> **GIVEN DATA**:
— Begin —
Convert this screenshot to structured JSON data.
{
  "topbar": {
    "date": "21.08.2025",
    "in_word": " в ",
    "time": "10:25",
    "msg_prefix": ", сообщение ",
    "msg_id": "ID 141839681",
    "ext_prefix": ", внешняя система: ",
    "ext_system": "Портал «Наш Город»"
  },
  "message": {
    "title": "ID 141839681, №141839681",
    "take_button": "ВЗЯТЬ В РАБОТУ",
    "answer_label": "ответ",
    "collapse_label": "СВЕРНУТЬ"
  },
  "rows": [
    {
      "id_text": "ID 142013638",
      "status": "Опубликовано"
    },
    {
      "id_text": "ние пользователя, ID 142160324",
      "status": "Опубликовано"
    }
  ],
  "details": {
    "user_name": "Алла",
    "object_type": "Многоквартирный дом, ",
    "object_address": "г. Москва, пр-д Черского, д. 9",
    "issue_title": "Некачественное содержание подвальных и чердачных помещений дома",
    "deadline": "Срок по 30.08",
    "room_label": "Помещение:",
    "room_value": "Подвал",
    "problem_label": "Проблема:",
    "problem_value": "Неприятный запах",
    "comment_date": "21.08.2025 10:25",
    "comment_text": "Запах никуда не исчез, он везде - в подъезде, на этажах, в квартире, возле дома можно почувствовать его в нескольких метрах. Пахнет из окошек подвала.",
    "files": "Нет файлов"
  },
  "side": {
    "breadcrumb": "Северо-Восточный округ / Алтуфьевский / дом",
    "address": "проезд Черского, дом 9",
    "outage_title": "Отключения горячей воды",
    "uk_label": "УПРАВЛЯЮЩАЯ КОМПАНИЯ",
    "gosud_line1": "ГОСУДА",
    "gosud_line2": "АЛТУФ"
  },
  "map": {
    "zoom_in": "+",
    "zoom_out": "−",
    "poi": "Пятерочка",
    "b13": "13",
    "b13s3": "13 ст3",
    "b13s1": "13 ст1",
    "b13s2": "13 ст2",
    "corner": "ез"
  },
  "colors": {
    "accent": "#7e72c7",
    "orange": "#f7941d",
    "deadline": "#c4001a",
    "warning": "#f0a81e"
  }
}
— End —
> **PROBLEM STATEMENT**:
Using the listing above, reproduce each line without omission.

> **WORKED SOLUTION**:
Convert this screenshot to structured JSON data.
{
  "topbar": {
    "date": "21.08.2025",
    "in_word": " в ",
    "time": "10:25",
    "msg_prefix": ", сообщение ",
    "msg_id": "ID 141839681",
    "ext_prefix": ", внешняя система: ",
    "ext_system": "Портал «Наш Город»"
  },
  "message": {
    "title": "ID 141839681, №141839681",
    "take_button": "ВЗЯТЬ В РАБОТУ",
    "answer_label": "ответ",
    "collapse_label": "СВЕРНУТЬ"
  },
  "rows": [
    {
      "id_text": "ID 142013638",
      "status": "Опубликовано"
    },
    {
      "id_text": "ние пользователя, ID 142160324",
      "status": "Опубликовано"
    }
  ],
  "details": {
    "user_name": "Алла",
    "object_type": "Многоквартирный дом, ",
    "object_address": "г. Москва, пр-д Черского, д. 9",
    "issue_title": "Некачественное содержание подвальных и чердачных помещений дома",
    "deadline": "Срок по 30.08",
    "room_label": "Помещение:",
    "room_value": "Подвал",
    "problem_label": "Проблема:",
    "problem_value": "Неприятный запах",
    "comment_date": "21.08.2025 10:25",
    "comment_text": "Запах никуда не исчез, он везде - в подъезде, на этажах, в квартире, возле дома можно почувствовать его в нескольких метрах. Пахнет из окошек подвала.",
    "files": "Нет файлов"
  },
  "side": {
    "breadcrumb": "Северо-Восточный округ / Алтуфьевский / дом",
    "address": "проезд Черского, дом 9",
    "outage_title": "Отключения горячей воды",
    "uk_label": "УПРАВЛЯЮЩАЯ КОМПАНИЯ",
    "gosud_line1": "ГОСУДА",
    "gosud_line2": "АЛТУФ"
  },
  "map": {
    "zoom_in": "+",
    "zoom_out": "−",
    "poi": "Пятерочка",
    "b13": "13",
    "b13s3": "13 ст3",
    "b13s1": "13 ст1",
    "b13s2": "13 ст2",
    "corner": "ез"
  },
  "colors": {
    "accent": "#7e72c7",
    "orange": "#f7941d",
    "deadline": "#c4001a",
    "warning": "#f0a81e"
  }
}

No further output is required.